* begin *
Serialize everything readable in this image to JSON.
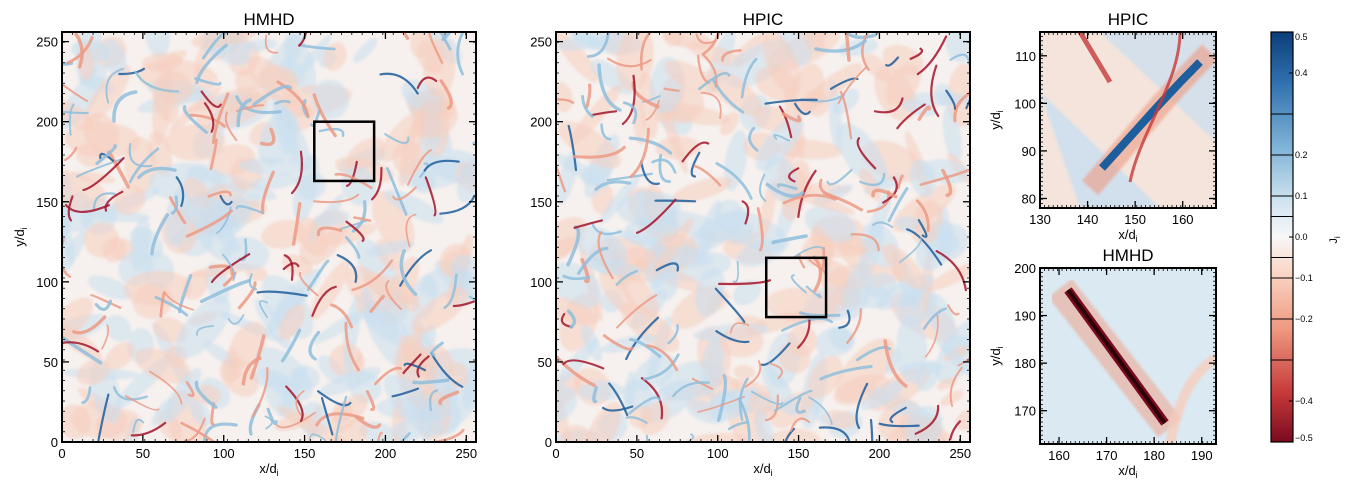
{
  "chart_data": [
    {
      "type": "heatmap",
      "title": "HMHD",
      "xlabel": "x/d",
      "xlabel_sub": "i",
      "ylabel": "y/d",
      "ylabel_sub": "i",
      "xlim": [
        0,
        256
      ],
      "ylim": [
        0,
        256
      ],
      "xticks": [
        "0",
        "50",
        "100",
        "150",
        "200",
        "250"
      ],
      "yticks": [
        "0",
        "50",
        "100",
        "150",
        "200",
        "250"
      ],
      "zoom_box": {
        "x": [
          156,
          193
        ],
        "y": [
          163,
          200
        ]
      }
    },
    {
      "type": "heatmap",
      "title": "HPIC",
      "xlabel": "x/d",
      "xlabel_sub": "i",
      "ylabel": "",
      "ylabel_sub": "",
      "xlim": [
        0,
        256
      ],
      "ylim": [
        0,
        256
      ],
      "xticks": [
        "0",
        "50",
        "100",
        "150",
        "200",
        "250"
      ],
      "yticks": [
        "0",
        "50",
        "100",
        "150",
        "200",
        "250"
      ],
      "zoom_box": {
        "x": [
          130,
          167
        ],
        "y": [
          78,
          115
        ]
      }
    },
    {
      "type": "heatmap",
      "title": "HPIC",
      "xlabel": "x/d",
      "xlabel_sub": "i",
      "ylabel": "y/d",
      "ylabel_sub": "i",
      "xlim": [
        130,
        167
      ],
      "ylim": [
        78,
        115
      ],
      "xticks": [
        "130",
        "140",
        "150",
        "160"
      ],
      "yticks": [
        "80",
        "90",
        "100",
        "110"
      ]
    },
    {
      "type": "heatmap",
      "title": "HMHD",
      "xlabel": "x/d",
      "xlabel_sub": "i",
      "ylabel": "y/d",
      "ylabel_sub": "i",
      "xlim": [
        156,
        193
      ],
      "ylim": [
        163,
        200
      ],
      "xticks": [
        "160",
        "170",
        "180",
        "190"
      ],
      "yticks": [
        "170",
        "180",
        "190",
        "200"
      ]
    }
  ],
  "colorbar": {
    "label": "J",
    "label_sub": "i",
    "range": [
      -0.5,
      0.5
    ],
    "ticks": [
      "0.5",
      "0.4",
      "0.2",
      "0.1",
      "0.0",
      "−0.1",
      "−0.2",
      "−0.4",
      "−0.5"
    ],
    "tick_values": [
      0.5,
      0.4,
      0.2,
      0.1,
      0.0,
      -0.1,
      -0.2,
      -0.4,
      -0.5
    ],
    "boundaries": [
      0.3,
      0.2,
      0.1,
      0.05,
      -0.05,
      -0.1,
      -0.2,
      -0.3
    ],
    "colors": {
      "positive": "#0b3e7a",
      "zero": "#f7f7f7",
      "negative": "#7a0a1f"
    }
  }
}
* end *
* TASK GOAL
Quote the data exactly, leaving every image out of the copy.

* WRITTEN RESPONSE
Serialize everything readable in this image to JSON.
{
  "chart_data": [
    {
      "type": "heatmap",
      "title": "HMHD",
      "xlabel": "x/d",
      "xlabel_sub": "i",
      "ylabel": "y/d",
      "ylabel_sub": "i",
      "xlim": [
        0,
        256
      ],
      "ylim": [
        0,
        256
      ],
      "xticks": [
        "0",
        "50",
        "100",
        "150",
        "200",
        "250"
      ],
      "yticks": [
        "0",
        "50",
        "100",
        "150",
        "200",
        "250"
      ],
      "zoom_box": {
        "x": [
          156,
          193
        ],
        "y": [
          163,
          200
        ]
      }
    },
    {
      "type": "heatmap",
      "title": "HPIC",
      "xlabel": "x/d",
      "xlabel_sub": "i",
      "ylabel": "",
      "ylabel_sub": "",
      "xlim": [
        0,
        256
      ],
      "ylim": [
        0,
        256
      ],
      "xticks": [
        "0",
        "50",
        "100",
        "150",
        "200",
        "250"
      ],
      "yticks": [
        "0",
        "50",
        "100",
        "150",
        "200",
        "250"
      ],
      "zoom_box": {
        "x": [
          130,
          167
        ],
        "y": [
          78,
          115
        ]
      }
    },
    {
      "type": "heatmap",
      "title": "HPIC",
      "xlabel": "x/d",
      "xlabel_sub": "i",
      "ylabel": "y/d",
      "ylabel_sub": "i",
      "xlim": [
        130,
        167
      ],
      "ylim": [
        78,
        115
      ],
      "xticks": [
        "130",
        "140",
        "150",
        "160"
      ],
      "yticks": [
        "80",
        "90",
        "100",
        "110"
      ]
    },
    {
      "type": "heatmap",
      "title": "HMHD",
      "xlabel": "x/d",
      "xlabel_sub": "i",
      "ylabel": "y/d",
      "ylabel_sub": "i",
      "xlim": [
        156,
        193
      ],
      "ylim": [
        163,
        200
      ],
      "xticks": [
        "160",
        "170",
        "180",
        "190"
      ],
      "yticks": [
        "170",
        "180",
        "190",
        "200"
      ]
    }
  ],
  "colorbar": {
    "label": "J",
    "label_sub": "i",
    "range": [
      -0.5,
      0.5
    ],
    "ticks": [
      "0.5",
      "0.4",
      "0.2",
      "0.1",
      "0.0",
      "−0.1",
      "−0.2",
      "−0.4",
      "−0.5"
    ],
    "tick_values": [
      0.5,
      0.4,
      0.2,
      0.1,
      0.0,
      -0.1,
      -0.2,
      -0.4,
      -0.5
    ],
    "boundaries": [
      0.3,
      0.2,
      0.1,
      0.05,
      -0.05,
      -0.1,
      -0.2,
      -0.3
    ],
    "colors": {
      "positive": "#0b3e7a",
      "zero": "#f7f7f7",
      "negative": "#7a0a1f"
    }
  }
}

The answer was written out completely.